# START OF Data to process
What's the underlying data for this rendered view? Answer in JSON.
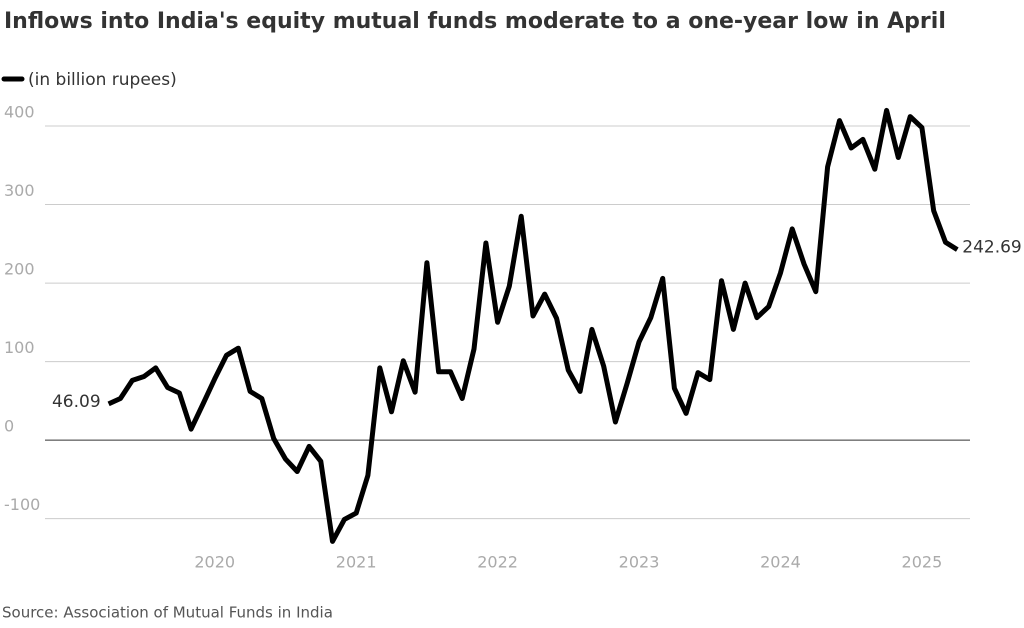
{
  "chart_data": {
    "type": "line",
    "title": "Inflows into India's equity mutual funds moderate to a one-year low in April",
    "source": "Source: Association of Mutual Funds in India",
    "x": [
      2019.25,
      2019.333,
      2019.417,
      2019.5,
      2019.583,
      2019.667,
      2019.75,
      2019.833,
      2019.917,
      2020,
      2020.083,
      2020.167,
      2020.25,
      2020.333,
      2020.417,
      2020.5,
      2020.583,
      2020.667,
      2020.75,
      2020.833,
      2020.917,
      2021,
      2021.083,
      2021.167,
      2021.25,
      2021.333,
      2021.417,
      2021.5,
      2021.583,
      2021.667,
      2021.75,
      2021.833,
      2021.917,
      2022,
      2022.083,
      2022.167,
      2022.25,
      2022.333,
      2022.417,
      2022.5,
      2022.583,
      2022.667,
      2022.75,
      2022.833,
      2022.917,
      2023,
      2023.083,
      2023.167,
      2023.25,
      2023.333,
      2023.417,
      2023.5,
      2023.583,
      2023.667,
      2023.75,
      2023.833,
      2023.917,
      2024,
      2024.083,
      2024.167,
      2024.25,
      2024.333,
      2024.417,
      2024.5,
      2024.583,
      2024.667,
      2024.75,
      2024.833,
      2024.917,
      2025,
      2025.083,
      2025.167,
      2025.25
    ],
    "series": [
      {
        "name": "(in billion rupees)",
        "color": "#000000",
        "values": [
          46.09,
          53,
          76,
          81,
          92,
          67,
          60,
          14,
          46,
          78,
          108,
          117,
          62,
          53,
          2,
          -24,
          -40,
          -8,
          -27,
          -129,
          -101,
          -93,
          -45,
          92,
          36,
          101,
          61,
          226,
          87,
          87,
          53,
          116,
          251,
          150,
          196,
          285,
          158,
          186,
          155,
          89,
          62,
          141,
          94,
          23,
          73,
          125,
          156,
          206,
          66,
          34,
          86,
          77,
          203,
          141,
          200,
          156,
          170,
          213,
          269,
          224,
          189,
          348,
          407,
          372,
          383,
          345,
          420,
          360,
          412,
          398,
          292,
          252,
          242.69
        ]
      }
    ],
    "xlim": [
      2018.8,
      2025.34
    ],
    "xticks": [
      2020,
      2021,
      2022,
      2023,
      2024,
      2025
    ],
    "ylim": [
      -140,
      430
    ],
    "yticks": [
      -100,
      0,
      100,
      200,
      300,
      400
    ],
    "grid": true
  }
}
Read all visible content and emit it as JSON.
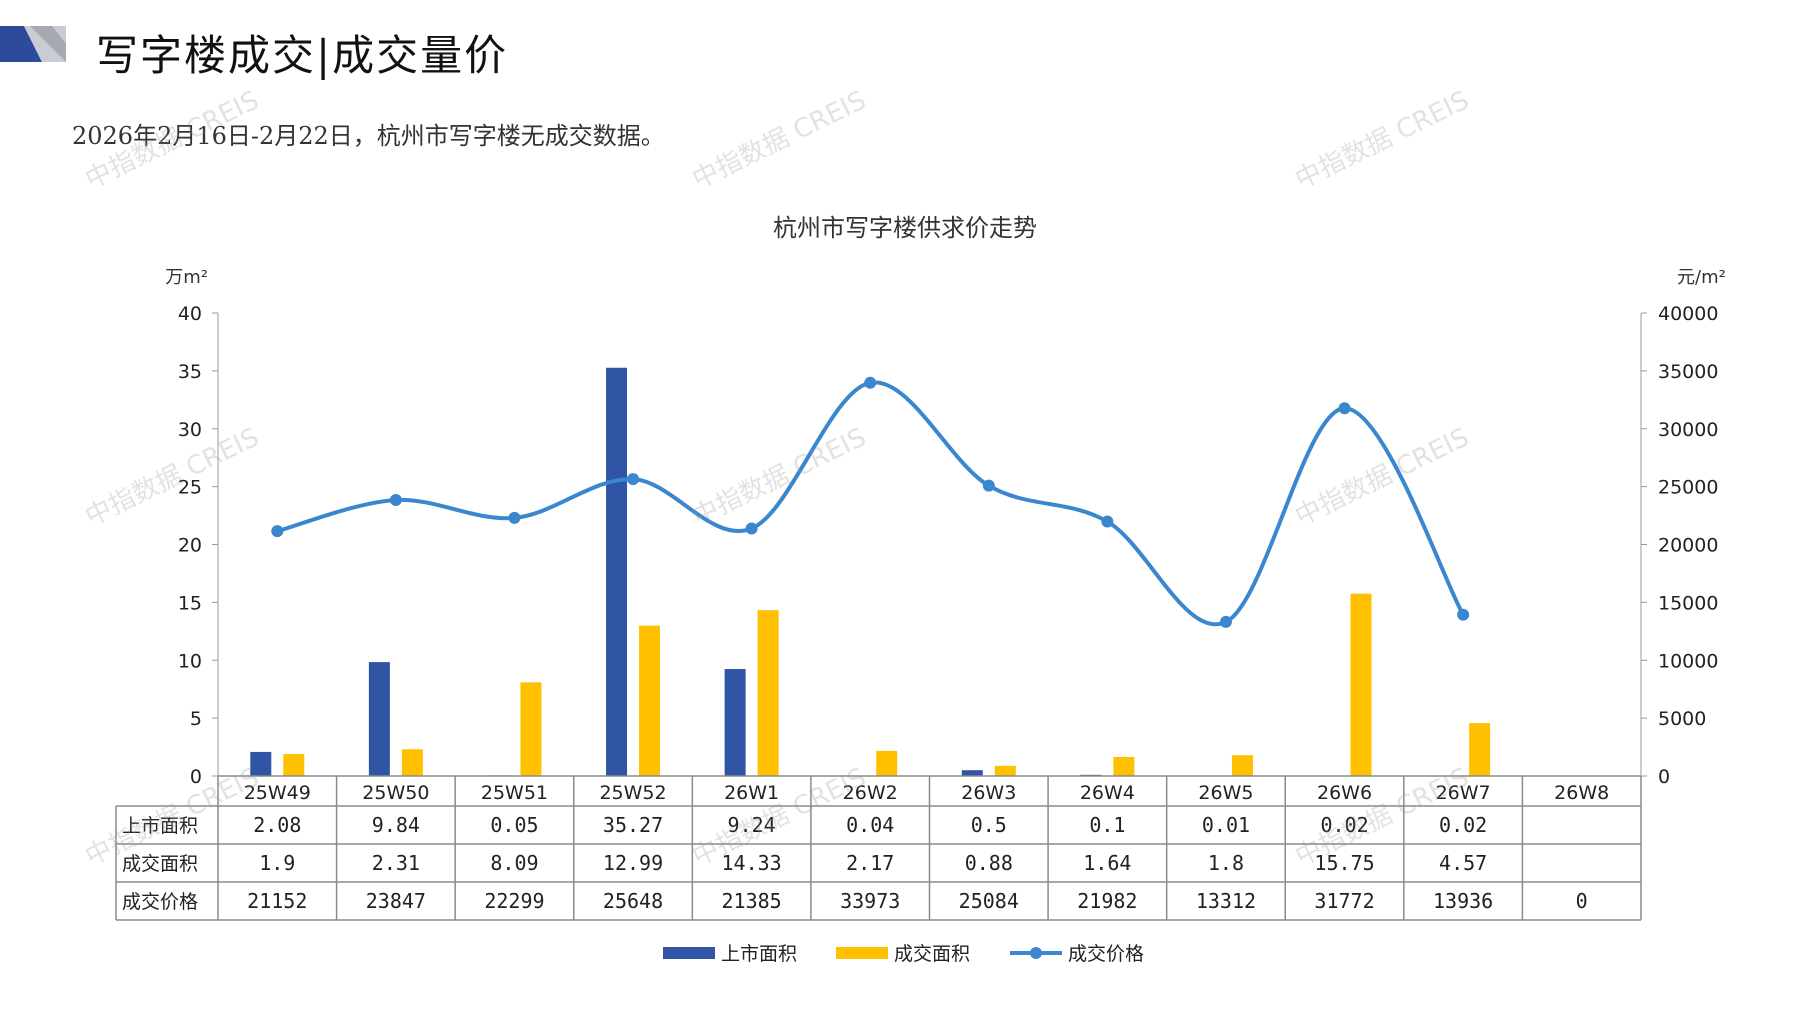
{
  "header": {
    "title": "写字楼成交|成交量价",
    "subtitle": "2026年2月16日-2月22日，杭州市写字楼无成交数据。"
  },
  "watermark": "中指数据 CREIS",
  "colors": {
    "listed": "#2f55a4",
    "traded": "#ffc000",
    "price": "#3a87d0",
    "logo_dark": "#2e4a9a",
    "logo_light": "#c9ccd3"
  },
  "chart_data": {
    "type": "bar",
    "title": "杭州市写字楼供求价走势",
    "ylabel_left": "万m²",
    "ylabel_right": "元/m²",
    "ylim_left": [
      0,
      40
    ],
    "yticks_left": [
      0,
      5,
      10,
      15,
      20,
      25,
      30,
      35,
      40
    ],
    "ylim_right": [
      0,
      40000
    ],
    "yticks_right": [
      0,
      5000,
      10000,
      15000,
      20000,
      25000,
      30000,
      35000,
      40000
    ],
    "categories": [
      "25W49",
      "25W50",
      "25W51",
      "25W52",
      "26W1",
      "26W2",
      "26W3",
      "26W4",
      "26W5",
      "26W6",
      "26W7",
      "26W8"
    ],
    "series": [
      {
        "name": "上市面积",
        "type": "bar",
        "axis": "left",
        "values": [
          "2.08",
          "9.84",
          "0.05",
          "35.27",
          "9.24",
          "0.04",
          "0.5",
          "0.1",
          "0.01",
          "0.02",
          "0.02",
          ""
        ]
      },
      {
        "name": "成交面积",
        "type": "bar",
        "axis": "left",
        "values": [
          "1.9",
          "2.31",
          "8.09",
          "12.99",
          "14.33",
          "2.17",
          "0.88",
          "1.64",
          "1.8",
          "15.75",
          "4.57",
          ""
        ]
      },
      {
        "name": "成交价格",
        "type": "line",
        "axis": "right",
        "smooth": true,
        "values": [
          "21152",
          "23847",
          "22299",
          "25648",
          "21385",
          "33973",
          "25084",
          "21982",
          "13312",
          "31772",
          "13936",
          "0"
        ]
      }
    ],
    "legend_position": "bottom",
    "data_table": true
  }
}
# END OF Data to process
Copy out every line of the material above that mentions the word "type".

Response:
    "type": "line",
    "type": "bar",
        "type": "bar",
        "type": "bar",
        "type": "line",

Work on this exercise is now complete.